Transcribe the records below exactly as they appear, omitting any pictures.

Start of Supplied information

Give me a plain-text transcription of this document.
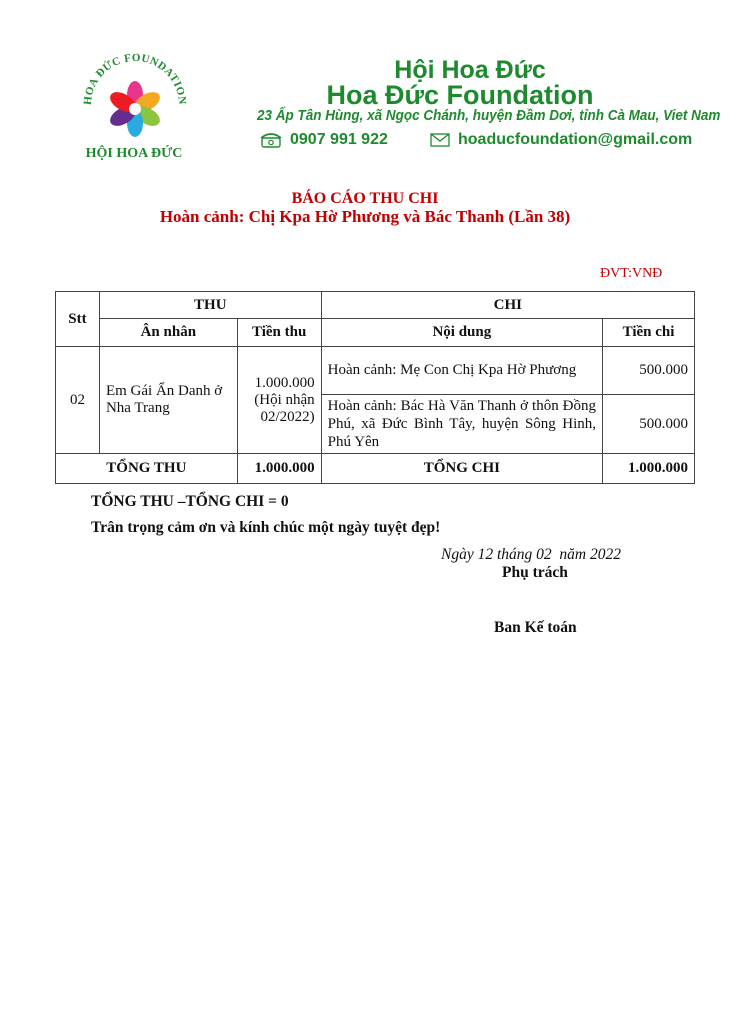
HOA ĐỨC FOUNDATION
HỘI HOA ĐỨC
Hội Hoa Đức
Hoa Đức Foundation
23 Ấp Tân Hùng, xã Ngọc Chánh, huyện Đầm Dơi, tỉnh Cà Mau, Viet Nam
0907 991 922	hoaducfoundation@gmail.com
BÁO CÁO THU CHI
Hoàn cảnh: Chị Kpa Hờ Phương và Bác Thanh (Lần 38)
ĐVT:VNĐ
Stt	THU		CHI	
	Ân nhân	Tiền thu	Nội dung	Tiền chi
02	Em Gái Ẩn Danh ở Nha Trang	1.000.000 (Hội nhận 02/2022)	Hoàn cảnh: Mẹ Con Chị Kpa Hờ Phương	500.000
			Hoàn cảnh: Bác Hà Văn Thanh ở thôn Đồng Phú, xã Đức Bình Tây, huyện Sông Hinh, Phú Yên	500.000
TỔNG THU		1.000.000	TỔNG CHI	1.000.000
TỔNG THU –TỔNG CHI = 0
Trân trọng cảm ơn và kính chúc một ngày tuyệt đẹp!
Ngày 12 tháng 02  năm 2022
Phụ trách
Ban Kế toán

End of Supplied information

> _Result for this task_:
Give me a plain-text transcription of this document.
HOA ĐỨC FOUNDATION
HỘI HOA ĐỨC
Hội Hoa Đức
Hoa Đức Foundation
23 Ấp Tân Hùng, xã Ngọc Chánh, huyện Đầm Dơi, tỉnh Cà Mau, Viet Nam
0907 991 922	hoaducfoundation@gmail.com
BÁO CÁO THU CHI
Hoàn cảnh: Chị Kpa Hờ Phương và Bác Thanh (Lần 38)
ĐVT:VNĐ
Stt	THU		CHI	
	Ân nhân	Tiền thu	Nội dung	Tiền chi
02	Em Gái Ẩn Danh ở Nha Trang	1.000.000 (Hội nhận 02/2022)	Hoàn cảnh: Mẹ Con Chị Kpa Hờ Phương	500.000
			Hoàn cảnh: Bác Hà Văn Thanh ở thôn Đồng Phú, xã Đức Bình Tây, huyện Sông Hinh, Phú Yên	500.000
TỔNG THU		1.000.000	TỔNG CHI	1.000.000
TỔNG THU –TỔNG CHI = 0
Trân trọng cảm ơn và kính chúc một ngày tuyệt đẹp!
Ngày 12 tháng 02  năm 2022
Phụ trách
Ban Kế toán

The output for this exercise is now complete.